BEGIN Entries shown
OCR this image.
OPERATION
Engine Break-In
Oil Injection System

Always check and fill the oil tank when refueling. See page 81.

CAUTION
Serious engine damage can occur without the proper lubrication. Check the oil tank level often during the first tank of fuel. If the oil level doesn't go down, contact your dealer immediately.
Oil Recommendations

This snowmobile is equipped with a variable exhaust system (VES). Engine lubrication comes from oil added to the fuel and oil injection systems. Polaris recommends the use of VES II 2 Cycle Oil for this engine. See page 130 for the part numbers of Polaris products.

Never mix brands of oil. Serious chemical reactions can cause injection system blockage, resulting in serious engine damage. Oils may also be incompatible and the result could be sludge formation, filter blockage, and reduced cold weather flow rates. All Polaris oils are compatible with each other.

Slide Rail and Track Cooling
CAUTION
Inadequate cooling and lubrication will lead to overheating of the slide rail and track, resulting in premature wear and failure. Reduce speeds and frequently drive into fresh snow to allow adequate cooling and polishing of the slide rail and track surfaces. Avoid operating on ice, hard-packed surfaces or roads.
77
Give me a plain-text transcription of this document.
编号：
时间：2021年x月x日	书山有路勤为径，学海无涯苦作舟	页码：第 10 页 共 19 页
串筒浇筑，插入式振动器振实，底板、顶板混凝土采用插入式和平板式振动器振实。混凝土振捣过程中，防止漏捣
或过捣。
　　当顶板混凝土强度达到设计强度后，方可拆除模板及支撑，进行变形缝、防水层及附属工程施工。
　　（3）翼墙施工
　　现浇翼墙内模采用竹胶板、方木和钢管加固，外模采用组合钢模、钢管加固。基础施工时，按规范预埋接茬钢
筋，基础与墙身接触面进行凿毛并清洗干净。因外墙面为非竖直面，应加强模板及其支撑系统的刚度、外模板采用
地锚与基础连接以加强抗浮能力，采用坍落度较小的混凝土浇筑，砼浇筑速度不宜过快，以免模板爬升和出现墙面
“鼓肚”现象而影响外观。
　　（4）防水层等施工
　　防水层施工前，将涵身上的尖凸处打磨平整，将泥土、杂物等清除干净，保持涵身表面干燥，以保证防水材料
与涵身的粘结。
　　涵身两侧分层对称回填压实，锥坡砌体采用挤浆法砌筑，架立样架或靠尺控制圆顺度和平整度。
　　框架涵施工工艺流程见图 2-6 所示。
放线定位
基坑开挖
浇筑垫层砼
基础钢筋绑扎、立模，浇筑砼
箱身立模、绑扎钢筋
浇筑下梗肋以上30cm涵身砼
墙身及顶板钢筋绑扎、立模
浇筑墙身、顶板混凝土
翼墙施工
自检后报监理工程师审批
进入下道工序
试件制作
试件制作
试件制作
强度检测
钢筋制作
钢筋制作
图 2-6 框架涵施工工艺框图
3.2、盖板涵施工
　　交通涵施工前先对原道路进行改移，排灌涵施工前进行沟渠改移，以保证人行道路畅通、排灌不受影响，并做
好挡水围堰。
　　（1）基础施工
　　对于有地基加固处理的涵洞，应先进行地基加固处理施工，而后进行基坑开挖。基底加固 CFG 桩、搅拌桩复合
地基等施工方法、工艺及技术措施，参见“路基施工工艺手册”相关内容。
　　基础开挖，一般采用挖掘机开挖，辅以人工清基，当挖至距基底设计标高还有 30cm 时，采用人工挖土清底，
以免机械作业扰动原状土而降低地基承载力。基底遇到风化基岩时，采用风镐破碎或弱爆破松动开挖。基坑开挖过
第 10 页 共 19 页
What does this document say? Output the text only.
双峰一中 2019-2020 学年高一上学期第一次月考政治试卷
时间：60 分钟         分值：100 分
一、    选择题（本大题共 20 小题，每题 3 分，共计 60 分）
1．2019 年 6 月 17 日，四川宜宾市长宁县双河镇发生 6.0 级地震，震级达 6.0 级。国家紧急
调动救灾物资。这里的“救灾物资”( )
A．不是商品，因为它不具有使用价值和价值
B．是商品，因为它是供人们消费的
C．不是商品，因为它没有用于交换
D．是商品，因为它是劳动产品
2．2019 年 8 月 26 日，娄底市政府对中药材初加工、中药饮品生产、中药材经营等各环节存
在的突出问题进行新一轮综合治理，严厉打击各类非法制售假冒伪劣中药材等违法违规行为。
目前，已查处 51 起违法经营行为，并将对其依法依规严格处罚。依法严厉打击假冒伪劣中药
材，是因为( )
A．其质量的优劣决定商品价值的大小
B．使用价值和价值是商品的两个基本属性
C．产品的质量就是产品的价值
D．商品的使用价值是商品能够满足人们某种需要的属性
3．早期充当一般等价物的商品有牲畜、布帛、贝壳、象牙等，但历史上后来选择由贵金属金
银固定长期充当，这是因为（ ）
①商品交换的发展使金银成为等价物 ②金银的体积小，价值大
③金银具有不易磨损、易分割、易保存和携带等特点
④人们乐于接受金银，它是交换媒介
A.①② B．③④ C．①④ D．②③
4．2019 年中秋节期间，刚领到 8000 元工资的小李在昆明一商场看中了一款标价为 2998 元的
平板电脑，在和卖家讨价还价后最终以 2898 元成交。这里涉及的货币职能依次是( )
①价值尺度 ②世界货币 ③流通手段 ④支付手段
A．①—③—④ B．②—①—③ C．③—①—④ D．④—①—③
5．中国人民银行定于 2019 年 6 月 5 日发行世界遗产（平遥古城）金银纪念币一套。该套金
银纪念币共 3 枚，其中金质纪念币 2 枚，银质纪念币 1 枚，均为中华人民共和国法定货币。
END Entries shown
- _The exercise_
Print out the whole listing exactly as it appears.

- _The output_
OCR this image.
OPERATION
Engine Break-In
Oil Injection System

Always check and fill the oil tank when refueling. See page 81.

CAUTION
Serious engine damage can occur without the proper lubrication. Check the oil tank level often during the first tank of fuel. If the oil level doesn't go down, contact your dealer immediately.
Oil Recommendations

This snowmobile is equipped with a variable exhaust system (VES). Engine lubrication comes from oil added to the fuel and oil injection systems. Polaris recommends the use of VES II 2 Cycle Oil for this engine. See page 130 for the part numbers of Polaris products.

Never mix brands of oil. Serious chemical reactions can cause injection system blockage, resulting in serious engine damage. Oils may also be incompatible and the result could be sludge formation, filter blockage, and reduced cold weather flow rates. All Polaris oils are compatible with each other.

Slide Rail and Track Cooling
CAUTION
Inadequate cooling and lubrication will lead to overheating of the slide rail and track, resulting in premature wear and failure. Reduce speeds and frequently drive into fresh snow to allow adequate cooling and polishing of the slide rail and track surfaces. Avoid operating on ice, hard-packed surfaces or roads.
77
Give me a plain-text transcription of this document.
编号：
时间：2021年x月x日	书山有路勤为径，学海无涯苦作舟	页码：第 10 页 共 19 页
串筒浇筑，插入式振动器振实，底板、顶板混凝土采用插入式和平板式振动器振实。混凝土振捣过程中，防止漏捣
或过捣。
　　当顶板混凝土强度达到设计强度后，方可拆除模板及支撑，进行变形缝、防水层及附属工程施工。
　　（3）翼墙施工
　　现浇翼墙内模采用竹胶板、方木和钢管加固，外模采用组合钢模、钢管加固。基础施工时，按规范预埋接茬钢
筋，基础与墙身接触面进行凿毛并清洗干净。因外墙面为非竖直面，应加强模板及其支撑系统的刚度、外模板采用
地锚与基础连接以加强抗浮能力，采用坍落度较小的混凝土浇筑，砼浇筑速度不宜过快，以免模板爬升和出现墙面
“鼓肚”现象而影响外观。
　　（4）防水层等施工
　　防水层施工前，将涵身上的尖凸处打磨平整，将泥土、杂物等清除干净，保持涵身表面干燥，以保证防水材料
与涵身的粘结。
　　涵身两侧分层对称回填压实，锥坡砌体采用挤浆法砌筑，架立样架或靠尺控制圆顺度和平整度。
　　框架涵施工工艺流程见图 2-6 所示。
放线定位
基坑开挖
浇筑垫层砼
基础钢筋绑扎、立模，浇筑砼
箱身立模、绑扎钢筋
浇筑下梗肋以上30cm涵身砼
墙身及顶板钢筋绑扎、立模
浇筑墙身、顶板混凝土
翼墙施工
自检后报监理工程师审批
进入下道工序
试件制作
试件制作
试件制作
强度检测
钢筋制作
钢筋制作
图 2-6 框架涵施工工艺框图
3.2、盖板涵施工
　　交通涵施工前先对原道路进行改移，排灌涵施工前进行沟渠改移，以保证人行道路畅通、排灌不受影响，并做
好挡水围堰。
　　（1）基础施工
　　对于有地基加固处理的涵洞，应先进行地基加固处理施工，而后进行基坑开挖。基底加固 CFG 桩、搅拌桩复合
地基等施工方法、工艺及技术措施，参见“路基施工工艺手册”相关内容。
　　基础开挖，一般采用挖掘机开挖，辅以人工清基，当挖至距基底设计标高还有 30cm 时，采用人工挖土清底，
以免机械作业扰动原状土而降低地基承载力。基底遇到风化基岩时，采用风镐破碎或弱爆破松动开挖。基坑开挖过
第 10 页 共 19 页
What does this document say? Output the text only.
双峰一中 2019-2020 学年高一上学期第一次月考政治试卷
时间：60 分钟         分值：100 分
一、    选择题（本大题共 20 小题，每题 3 分，共计 60 分）
1．2019 年 6 月 17 日，四川宜宾市长宁县双河镇发生 6.0 级地震，震级达 6.0 级。国家紧急
调动救灾物资。这里的“救灾物资”( )
A．不是商品，因为它不具有使用价值和价值
B．是商品，因为它是供人们消费的
C．不是商品，因为它没有用于交换
D．是商品，因为它是劳动产品
2．2019 年 8 月 26 日，娄底市政府对中药材初加工、中药饮品生产、中药材经营等各环节存
在的突出问题进行新一轮综合治理，严厉打击各类非法制售假冒伪劣中药材等违法违规行为。
目前，已查处 51 起违法经营行为，并将对其依法依规严格处罚。依法严厉打击假冒伪劣中药
材，是因为( )
A．其质量的优劣决定商品价值的大小
B．使用价值和价值是商品的两个基本属性
C．产品的质量就是产品的价值
D．商品的使用价值是商品能够满足人们某种需要的属性
3．早期充当一般等价物的商品有牲畜、布帛、贝壳、象牙等，但历史上后来选择由贵金属金
银固定长期充当，这是因为（ ）
①商品交换的发展使金银成为等价物 ②金银的体积小，价值大
③金银具有不易磨损、易分割、易保存和携带等特点
④人们乐于接受金银，它是交换媒介
A.①② B．③④ C．①④ D．②③
4．2019 年中秋节期间，刚领到 8000 元工资的小李在昆明一商场看中了一款标价为 2998 元的
平板电脑，在和卖家讨价还价后最终以 2898 元成交。这里涉及的货币职能依次是( )
①价值尺度 ②世界货币 ③流通手段 ④支付手段
A．①—③—④ B．②—①—③ C．③—①—④ D．④—①—③
5．中国人民银行定于 2019 年 6 月 5 日发行世界遗产（平遥古城）金银纪念币一套。该套金
银纪念币共 3 枚，其中金质纪念币 2 枚，银质纪念币 1 枚，均为中华人民共和国法定货币。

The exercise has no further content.